**Prompt**
Copy the material below line for line, with no changes.

==========

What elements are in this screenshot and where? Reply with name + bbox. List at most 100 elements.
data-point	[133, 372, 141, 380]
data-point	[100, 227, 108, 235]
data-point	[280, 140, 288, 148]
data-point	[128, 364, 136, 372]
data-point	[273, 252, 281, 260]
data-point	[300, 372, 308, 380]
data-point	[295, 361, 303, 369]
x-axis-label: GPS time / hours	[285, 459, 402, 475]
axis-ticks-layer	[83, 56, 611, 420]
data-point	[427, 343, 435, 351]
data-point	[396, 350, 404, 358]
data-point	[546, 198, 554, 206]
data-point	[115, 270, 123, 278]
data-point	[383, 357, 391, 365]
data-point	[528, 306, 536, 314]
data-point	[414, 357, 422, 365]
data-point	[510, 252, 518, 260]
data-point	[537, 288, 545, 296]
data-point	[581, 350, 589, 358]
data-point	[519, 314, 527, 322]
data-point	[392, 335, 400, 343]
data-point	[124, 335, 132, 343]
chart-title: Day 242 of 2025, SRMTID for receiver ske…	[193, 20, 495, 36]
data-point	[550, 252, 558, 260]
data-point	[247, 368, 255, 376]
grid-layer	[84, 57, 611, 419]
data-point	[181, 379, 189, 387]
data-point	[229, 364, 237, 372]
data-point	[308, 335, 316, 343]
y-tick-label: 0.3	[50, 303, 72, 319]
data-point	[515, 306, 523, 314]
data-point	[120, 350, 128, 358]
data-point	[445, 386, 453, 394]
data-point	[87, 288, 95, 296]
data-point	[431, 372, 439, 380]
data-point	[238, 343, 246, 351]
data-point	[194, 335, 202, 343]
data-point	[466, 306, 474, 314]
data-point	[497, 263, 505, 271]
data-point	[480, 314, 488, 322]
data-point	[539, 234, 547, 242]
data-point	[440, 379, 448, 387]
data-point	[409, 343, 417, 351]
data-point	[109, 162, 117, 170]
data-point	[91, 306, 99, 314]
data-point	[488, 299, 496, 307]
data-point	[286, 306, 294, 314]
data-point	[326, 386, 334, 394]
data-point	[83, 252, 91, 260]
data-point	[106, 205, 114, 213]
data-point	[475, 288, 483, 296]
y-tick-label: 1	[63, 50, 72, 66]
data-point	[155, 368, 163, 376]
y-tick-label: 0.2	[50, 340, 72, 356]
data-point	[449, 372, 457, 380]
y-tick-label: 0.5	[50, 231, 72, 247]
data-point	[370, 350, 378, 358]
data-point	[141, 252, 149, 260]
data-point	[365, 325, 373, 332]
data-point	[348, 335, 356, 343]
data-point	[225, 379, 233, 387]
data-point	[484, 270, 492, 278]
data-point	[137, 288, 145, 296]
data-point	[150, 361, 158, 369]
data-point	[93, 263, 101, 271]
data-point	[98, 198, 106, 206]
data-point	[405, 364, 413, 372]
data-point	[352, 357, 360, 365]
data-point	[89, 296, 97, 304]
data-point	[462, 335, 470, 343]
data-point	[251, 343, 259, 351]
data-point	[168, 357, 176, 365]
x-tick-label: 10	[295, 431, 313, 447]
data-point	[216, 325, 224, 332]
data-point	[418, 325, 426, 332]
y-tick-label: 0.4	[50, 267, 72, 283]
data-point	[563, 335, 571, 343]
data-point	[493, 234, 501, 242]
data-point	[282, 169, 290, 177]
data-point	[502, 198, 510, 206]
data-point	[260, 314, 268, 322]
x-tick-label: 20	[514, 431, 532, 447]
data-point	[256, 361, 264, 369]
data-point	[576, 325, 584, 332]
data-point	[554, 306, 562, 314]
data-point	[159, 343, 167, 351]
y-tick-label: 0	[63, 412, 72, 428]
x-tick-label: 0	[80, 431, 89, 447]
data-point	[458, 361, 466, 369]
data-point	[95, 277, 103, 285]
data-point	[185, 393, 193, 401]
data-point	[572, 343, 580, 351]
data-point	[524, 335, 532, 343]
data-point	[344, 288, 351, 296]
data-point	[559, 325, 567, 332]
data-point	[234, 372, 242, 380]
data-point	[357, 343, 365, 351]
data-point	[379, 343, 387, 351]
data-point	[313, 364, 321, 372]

==========

**Task result**
What elements are in this screenshot and where? Reply with name + bbox. List at most 100 elements.
data-point	[133, 372, 141, 380]
data-point	[100, 227, 108, 235]
data-point	[280, 140, 288, 148]
data-point	[128, 364, 136, 372]
data-point	[273, 252, 281, 260]
data-point	[300, 372, 308, 380]
data-point	[295, 361, 303, 369]
x-axis-label: GPS time / hours	[285, 459, 402, 475]
axis-ticks-layer	[83, 56, 611, 420]
data-point	[427, 343, 435, 351]
data-point	[396, 350, 404, 358]
data-point	[546, 198, 554, 206]
data-point	[115, 270, 123, 278]
data-point	[383, 357, 391, 365]
data-point	[528, 306, 536, 314]
data-point	[414, 357, 422, 365]
data-point	[510, 252, 518, 260]
data-point	[537, 288, 545, 296]
data-point	[581, 350, 589, 358]
data-point	[519, 314, 527, 322]
data-point	[392, 335, 400, 343]
data-point	[124, 335, 132, 343]
chart-title: Day 242 of 2025, SRMTID for receiver ske…	[193, 20, 495, 36]
data-point	[550, 252, 558, 260]
data-point	[247, 368, 255, 376]
grid-layer	[84, 57, 611, 419]
data-point	[181, 379, 189, 387]
data-point	[229, 364, 237, 372]
data-point	[308, 335, 316, 343]
y-tick-label: 0.3	[50, 303, 72, 319]
data-point	[515, 306, 523, 314]
data-point	[120, 350, 128, 358]
data-point	[445, 386, 453, 394]
data-point	[87, 288, 95, 296]
data-point	[431, 372, 439, 380]
data-point	[238, 343, 246, 351]
data-point	[194, 335, 202, 343]
data-point	[466, 306, 474, 314]
data-point	[497, 263, 505, 271]
data-point	[480, 314, 488, 322]
data-point	[539, 234, 547, 242]
data-point	[440, 379, 448, 387]
data-point	[409, 343, 417, 351]
data-point	[109, 162, 117, 170]
data-point	[91, 306, 99, 314]
data-point	[488, 299, 496, 307]
data-point	[286, 306, 294, 314]
data-point	[326, 386, 334, 394]
data-point	[83, 252, 91, 260]
data-point	[106, 205, 114, 213]
data-point	[475, 288, 483, 296]
y-tick-label: 1	[63, 50, 72, 66]
data-point	[155, 368, 163, 376]
y-tick-label: 0.2	[50, 340, 72, 356]
data-point	[449, 372, 457, 380]
y-tick-label: 0.5	[50, 231, 72, 247]
data-point	[370, 350, 378, 358]
data-point	[141, 252, 149, 260]
data-point	[365, 325, 373, 332]
data-point	[348, 335, 356, 343]
data-point	[225, 379, 233, 387]
data-point	[484, 270, 492, 278]
data-point	[137, 288, 145, 296]
data-point	[150, 361, 158, 369]
data-point	[93, 263, 101, 271]
data-point	[98, 198, 106, 206]
data-point	[405, 364, 413, 372]
data-point	[352, 357, 360, 365]
data-point	[89, 296, 97, 304]
data-point	[462, 335, 470, 343]
data-point	[251, 343, 259, 351]
data-point	[168, 357, 176, 365]
x-tick-label: 10	[295, 431, 313, 447]
data-point	[216, 325, 224, 332]
data-point	[418, 325, 426, 332]
y-tick-label: 0.4	[50, 267, 72, 283]
data-point	[563, 335, 571, 343]
data-point	[493, 234, 501, 242]
data-point	[282, 169, 290, 177]
data-point	[502, 198, 510, 206]
data-point	[260, 314, 268, 322]
x-tick-label: 20	[514, 431, 532, 447]
data-point	[256, 361, 264, 369]
data-point	[576, 325, 584, 332]
data-point	[554, 306, 562, 314]
data-point	[159, 343, 167, 351]
y-tick-label: 0	[63, 412, 72, 428]
x-tick-label: 0	[80, 431, 89, 447]
data-point	[458, 361, 466, 369]
data-point	[95, 277, 103, 285]
data-point	[185, 393, 193, 401]
data-point	[572, 343, 580, 351]
data-point	[524, 335, 532, 343]
data-point	[344, 288, 351, 296]
data-point	[559, 325, 567, 332]
data-point	[234, 372, 242, 380]
data-point	[357, 343, 365, 351]
data-point	[379, 343, 387, 351]
data-point	[313, 364, 321, 372]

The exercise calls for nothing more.